_What to produce:_
Every line containing "Redlands" should be identified and copied from the data below.

■ ■ ■ ■ ■

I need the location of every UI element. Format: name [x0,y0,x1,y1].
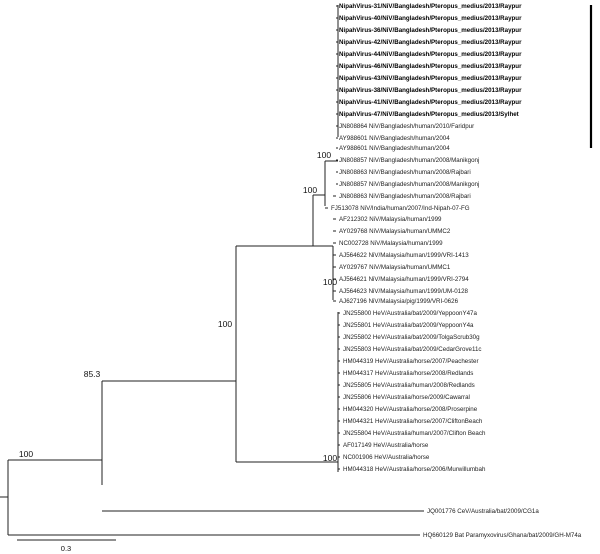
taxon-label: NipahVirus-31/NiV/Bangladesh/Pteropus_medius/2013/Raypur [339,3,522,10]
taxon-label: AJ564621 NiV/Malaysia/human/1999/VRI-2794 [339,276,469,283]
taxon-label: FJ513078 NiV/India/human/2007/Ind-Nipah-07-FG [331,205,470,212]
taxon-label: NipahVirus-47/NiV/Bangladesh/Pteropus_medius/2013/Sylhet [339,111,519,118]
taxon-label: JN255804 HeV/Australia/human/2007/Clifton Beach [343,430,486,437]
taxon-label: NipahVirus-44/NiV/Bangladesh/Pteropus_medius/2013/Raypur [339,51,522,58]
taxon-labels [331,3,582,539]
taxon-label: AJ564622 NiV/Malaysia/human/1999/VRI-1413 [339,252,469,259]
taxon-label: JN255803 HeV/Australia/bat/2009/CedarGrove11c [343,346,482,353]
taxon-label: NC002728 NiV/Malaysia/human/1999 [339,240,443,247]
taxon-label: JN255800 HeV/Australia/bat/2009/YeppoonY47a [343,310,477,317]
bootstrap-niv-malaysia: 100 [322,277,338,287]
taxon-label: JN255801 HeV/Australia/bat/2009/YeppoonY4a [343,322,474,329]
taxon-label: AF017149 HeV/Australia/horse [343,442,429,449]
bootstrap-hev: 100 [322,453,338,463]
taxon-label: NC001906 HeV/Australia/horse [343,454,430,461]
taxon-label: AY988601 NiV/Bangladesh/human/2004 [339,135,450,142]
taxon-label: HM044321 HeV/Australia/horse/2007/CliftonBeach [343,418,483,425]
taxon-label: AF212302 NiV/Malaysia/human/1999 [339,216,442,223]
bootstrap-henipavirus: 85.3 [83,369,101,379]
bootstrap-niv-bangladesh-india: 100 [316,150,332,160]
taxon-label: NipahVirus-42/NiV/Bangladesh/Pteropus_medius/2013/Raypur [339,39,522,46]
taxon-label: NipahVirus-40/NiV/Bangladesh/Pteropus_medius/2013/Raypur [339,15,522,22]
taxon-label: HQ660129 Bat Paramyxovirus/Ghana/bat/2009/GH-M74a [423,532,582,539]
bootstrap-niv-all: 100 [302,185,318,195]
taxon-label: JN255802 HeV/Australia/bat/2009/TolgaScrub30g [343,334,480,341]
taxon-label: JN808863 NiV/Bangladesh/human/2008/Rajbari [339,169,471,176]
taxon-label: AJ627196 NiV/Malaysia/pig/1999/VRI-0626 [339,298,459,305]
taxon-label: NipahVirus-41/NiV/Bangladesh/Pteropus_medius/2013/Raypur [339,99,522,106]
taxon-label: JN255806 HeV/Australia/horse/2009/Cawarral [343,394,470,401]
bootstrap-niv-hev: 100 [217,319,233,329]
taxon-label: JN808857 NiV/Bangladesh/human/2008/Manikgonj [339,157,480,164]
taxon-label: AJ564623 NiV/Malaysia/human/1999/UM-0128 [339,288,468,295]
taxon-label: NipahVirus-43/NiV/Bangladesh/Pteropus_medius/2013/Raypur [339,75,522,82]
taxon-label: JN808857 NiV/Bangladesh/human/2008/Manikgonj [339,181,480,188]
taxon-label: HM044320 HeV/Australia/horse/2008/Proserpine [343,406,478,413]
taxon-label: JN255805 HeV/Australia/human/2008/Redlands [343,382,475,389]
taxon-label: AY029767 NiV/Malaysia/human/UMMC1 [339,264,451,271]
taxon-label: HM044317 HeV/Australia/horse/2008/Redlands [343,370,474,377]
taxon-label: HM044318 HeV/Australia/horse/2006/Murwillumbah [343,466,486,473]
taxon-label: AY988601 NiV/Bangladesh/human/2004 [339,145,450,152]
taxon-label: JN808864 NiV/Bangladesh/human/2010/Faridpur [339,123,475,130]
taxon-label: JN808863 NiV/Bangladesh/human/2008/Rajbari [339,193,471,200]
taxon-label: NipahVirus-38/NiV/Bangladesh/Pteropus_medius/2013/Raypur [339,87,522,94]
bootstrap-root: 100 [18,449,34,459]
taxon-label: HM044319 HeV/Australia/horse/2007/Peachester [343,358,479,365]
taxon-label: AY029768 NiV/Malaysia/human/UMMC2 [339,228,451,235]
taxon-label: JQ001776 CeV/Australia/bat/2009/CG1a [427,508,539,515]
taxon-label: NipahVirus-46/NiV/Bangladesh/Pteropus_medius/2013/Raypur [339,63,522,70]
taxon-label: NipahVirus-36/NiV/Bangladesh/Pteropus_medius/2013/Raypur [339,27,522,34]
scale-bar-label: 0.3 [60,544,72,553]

■ ■ ■ ■ ■

_Expected output:_
taxon-label: JN255805 HeV/Australia/human/2008/Redlands [343,382,475,389]
taxon-label: HM044317 HeV/Australia/horse/2008/Redlands [343,370,474,377]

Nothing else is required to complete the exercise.